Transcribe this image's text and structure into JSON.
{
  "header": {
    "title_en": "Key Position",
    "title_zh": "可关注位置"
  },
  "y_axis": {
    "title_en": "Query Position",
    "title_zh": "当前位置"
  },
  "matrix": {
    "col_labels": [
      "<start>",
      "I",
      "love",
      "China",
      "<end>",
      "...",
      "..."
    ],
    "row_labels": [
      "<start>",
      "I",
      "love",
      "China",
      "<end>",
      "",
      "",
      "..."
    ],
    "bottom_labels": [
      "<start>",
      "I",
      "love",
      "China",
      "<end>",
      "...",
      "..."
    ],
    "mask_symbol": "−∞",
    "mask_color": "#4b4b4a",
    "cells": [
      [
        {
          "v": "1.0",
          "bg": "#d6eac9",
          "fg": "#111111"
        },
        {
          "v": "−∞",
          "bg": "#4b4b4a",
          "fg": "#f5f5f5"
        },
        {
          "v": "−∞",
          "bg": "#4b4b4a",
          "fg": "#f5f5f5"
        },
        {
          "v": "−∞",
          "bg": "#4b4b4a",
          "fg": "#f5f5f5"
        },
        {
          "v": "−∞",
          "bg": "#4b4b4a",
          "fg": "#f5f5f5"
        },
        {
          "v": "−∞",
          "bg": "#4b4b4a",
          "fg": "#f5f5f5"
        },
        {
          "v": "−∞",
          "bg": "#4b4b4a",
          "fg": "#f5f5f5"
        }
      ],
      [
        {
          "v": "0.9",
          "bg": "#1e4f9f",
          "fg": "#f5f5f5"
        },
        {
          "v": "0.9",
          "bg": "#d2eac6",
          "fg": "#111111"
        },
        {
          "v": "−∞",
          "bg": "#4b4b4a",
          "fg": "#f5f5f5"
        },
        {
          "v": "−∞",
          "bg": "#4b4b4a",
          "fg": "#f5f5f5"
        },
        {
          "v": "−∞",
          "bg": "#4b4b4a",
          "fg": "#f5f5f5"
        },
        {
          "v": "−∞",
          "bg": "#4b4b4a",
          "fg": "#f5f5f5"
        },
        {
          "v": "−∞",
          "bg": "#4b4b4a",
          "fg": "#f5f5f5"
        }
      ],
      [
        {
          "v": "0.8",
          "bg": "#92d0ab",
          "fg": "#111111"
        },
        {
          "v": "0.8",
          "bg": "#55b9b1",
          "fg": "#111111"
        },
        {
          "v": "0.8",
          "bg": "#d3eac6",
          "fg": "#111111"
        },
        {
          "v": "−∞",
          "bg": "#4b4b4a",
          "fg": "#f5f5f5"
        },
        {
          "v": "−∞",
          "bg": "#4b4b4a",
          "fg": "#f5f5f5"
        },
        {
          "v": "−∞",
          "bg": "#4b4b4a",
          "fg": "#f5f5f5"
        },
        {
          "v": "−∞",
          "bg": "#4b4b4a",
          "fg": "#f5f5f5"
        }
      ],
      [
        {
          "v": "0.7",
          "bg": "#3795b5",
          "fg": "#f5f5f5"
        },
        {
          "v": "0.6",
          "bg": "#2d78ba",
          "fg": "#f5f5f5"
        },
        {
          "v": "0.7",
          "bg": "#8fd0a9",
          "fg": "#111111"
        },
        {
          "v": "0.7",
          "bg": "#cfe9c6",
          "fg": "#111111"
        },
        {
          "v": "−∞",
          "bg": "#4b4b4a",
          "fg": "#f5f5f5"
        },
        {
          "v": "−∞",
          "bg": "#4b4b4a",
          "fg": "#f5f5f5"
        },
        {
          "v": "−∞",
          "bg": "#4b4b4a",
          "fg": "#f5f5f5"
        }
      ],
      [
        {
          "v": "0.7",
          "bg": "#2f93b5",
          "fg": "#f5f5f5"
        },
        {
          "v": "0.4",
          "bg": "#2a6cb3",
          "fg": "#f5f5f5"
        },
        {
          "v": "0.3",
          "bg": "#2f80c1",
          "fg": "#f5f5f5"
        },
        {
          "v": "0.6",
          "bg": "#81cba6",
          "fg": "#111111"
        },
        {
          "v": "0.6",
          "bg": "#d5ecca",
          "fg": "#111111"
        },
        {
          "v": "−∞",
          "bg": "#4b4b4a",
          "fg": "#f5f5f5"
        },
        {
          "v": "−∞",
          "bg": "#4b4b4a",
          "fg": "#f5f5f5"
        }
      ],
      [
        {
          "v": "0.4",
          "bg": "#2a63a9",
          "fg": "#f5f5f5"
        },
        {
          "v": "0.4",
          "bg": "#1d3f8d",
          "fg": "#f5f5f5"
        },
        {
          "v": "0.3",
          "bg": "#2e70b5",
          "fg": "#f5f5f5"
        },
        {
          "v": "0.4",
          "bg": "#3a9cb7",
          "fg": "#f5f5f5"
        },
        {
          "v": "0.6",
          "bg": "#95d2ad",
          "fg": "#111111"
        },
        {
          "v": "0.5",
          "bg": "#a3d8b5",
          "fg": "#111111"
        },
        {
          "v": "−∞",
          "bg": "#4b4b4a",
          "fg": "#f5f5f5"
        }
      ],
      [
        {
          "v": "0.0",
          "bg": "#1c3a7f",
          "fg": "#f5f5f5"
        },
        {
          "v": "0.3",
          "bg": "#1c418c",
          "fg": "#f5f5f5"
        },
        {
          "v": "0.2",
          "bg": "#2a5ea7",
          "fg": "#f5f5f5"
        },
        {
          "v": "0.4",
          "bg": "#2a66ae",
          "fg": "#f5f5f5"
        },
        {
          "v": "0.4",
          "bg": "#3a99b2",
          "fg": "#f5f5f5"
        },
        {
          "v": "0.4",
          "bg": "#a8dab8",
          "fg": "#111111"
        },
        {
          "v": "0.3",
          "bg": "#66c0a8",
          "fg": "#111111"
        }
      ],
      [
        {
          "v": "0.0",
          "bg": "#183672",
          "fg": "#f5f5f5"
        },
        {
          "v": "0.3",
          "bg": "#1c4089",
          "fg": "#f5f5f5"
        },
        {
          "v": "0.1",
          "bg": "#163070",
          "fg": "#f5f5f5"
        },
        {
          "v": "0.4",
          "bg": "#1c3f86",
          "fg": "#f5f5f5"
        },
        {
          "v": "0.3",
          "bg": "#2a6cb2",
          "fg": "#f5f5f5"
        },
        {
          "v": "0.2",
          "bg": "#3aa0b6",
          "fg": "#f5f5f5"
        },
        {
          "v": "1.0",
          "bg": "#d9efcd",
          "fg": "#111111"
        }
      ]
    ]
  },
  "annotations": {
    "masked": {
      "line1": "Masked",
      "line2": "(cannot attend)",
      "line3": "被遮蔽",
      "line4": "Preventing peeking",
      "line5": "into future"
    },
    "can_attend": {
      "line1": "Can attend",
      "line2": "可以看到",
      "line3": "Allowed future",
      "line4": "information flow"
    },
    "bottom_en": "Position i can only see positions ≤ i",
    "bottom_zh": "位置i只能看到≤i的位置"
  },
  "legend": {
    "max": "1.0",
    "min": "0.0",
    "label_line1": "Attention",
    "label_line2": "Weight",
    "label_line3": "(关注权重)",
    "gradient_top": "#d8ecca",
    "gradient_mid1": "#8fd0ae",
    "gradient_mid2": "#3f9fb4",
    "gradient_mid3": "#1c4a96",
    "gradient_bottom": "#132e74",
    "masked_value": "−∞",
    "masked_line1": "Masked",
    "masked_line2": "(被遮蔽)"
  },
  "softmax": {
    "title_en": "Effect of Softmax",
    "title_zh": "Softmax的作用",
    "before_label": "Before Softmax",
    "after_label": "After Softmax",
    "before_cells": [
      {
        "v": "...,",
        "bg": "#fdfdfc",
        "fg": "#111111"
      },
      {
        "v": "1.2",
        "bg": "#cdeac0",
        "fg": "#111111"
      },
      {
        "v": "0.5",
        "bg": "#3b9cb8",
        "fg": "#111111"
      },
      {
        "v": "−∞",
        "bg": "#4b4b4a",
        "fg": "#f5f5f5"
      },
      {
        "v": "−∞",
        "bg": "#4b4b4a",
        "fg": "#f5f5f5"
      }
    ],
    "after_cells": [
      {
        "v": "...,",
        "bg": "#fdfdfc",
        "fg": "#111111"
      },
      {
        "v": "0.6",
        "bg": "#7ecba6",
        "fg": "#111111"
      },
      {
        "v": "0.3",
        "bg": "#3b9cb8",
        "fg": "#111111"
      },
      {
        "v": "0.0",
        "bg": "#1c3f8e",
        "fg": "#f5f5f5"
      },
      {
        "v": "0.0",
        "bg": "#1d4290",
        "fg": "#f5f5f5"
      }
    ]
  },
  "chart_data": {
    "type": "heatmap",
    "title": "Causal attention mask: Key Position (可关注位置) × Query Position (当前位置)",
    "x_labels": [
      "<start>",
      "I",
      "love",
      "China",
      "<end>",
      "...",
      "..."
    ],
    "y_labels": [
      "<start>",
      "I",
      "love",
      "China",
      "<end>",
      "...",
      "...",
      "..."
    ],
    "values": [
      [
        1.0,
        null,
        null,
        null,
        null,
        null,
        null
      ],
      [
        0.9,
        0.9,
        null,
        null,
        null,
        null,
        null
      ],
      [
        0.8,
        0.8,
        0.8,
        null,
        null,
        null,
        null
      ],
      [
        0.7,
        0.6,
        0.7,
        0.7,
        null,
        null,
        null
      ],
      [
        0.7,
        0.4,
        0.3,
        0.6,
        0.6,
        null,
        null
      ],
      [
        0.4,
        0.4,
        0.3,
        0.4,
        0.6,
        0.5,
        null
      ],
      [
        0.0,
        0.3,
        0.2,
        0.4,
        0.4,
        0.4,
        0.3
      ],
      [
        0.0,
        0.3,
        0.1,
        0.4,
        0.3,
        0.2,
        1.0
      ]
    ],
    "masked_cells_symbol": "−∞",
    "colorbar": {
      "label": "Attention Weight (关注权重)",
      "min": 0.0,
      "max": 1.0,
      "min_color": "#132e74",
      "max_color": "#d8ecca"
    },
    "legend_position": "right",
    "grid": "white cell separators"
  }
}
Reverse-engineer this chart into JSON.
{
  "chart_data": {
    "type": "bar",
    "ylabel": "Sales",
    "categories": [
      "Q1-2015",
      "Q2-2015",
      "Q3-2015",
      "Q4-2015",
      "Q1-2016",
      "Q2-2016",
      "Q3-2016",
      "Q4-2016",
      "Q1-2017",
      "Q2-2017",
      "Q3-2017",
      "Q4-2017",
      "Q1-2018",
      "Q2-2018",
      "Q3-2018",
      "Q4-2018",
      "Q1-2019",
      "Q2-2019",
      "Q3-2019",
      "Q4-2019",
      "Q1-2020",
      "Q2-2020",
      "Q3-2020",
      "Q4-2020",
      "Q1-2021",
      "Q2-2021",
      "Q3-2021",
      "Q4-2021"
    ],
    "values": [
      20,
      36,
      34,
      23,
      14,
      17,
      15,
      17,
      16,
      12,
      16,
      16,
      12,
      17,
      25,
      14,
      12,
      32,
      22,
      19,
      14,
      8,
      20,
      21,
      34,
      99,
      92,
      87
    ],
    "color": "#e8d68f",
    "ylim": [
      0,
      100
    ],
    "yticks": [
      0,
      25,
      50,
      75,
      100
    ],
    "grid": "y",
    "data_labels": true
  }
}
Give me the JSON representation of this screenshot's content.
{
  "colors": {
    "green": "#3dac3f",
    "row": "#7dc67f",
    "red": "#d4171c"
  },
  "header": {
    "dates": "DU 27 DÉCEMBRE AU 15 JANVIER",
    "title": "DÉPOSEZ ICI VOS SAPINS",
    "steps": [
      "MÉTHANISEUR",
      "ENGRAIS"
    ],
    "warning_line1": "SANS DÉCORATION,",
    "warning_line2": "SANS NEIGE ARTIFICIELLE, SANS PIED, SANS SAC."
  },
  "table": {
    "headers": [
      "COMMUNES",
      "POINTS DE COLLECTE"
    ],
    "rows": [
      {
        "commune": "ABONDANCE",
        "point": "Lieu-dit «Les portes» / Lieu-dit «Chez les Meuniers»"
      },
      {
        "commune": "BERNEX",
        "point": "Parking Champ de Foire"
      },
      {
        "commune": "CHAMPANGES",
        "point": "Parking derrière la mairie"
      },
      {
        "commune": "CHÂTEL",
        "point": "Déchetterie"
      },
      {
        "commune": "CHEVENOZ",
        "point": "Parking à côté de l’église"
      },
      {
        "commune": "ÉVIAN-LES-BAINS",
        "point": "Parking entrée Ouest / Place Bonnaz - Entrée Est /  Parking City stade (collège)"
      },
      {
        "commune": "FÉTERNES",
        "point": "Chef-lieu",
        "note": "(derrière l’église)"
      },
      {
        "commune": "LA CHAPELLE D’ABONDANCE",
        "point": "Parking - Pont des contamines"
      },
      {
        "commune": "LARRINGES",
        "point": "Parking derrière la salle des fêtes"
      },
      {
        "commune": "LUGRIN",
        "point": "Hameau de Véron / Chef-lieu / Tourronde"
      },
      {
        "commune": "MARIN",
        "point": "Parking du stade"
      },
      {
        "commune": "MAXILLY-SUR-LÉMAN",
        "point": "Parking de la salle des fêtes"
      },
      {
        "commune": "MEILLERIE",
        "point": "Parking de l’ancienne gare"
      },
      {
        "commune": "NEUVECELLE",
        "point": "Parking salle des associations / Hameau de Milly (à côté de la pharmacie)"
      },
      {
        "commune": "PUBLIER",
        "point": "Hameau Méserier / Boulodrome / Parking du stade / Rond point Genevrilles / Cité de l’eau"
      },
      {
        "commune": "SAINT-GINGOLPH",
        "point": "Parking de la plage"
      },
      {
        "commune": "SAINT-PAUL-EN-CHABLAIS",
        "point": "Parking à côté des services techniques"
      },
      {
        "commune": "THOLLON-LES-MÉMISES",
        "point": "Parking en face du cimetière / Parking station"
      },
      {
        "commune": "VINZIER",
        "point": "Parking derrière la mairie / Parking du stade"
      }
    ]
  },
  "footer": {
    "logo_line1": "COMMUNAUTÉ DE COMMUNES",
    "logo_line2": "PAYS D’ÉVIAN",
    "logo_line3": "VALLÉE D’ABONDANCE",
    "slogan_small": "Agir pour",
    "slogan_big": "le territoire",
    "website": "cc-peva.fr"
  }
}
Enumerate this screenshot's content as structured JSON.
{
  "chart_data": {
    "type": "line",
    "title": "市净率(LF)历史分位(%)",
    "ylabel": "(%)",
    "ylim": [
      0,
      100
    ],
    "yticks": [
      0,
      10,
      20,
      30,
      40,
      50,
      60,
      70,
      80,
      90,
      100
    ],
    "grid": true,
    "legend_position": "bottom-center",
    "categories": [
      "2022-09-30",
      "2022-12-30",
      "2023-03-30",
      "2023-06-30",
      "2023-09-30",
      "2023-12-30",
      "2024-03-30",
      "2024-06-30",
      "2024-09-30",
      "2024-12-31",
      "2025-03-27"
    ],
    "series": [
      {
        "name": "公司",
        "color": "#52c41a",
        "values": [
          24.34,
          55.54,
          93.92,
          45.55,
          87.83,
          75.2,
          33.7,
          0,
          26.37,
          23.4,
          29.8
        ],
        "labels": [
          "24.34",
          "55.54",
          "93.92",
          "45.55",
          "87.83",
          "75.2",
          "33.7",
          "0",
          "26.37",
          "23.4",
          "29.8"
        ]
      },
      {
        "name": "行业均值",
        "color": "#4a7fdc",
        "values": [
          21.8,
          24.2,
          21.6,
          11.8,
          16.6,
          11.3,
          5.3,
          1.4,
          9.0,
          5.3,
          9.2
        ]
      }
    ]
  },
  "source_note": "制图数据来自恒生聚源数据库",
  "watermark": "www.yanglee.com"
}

********************

### SET TASK
Copy each line from the data above that includes "SANS".

### ANSWER FOR THIS EXERCISE
    "warning_line1": "SANS DÉCORATION,",
    "warning_line2": "SANS NEIGE ARTIFICIELLE, SANS PIED, SANS SAC."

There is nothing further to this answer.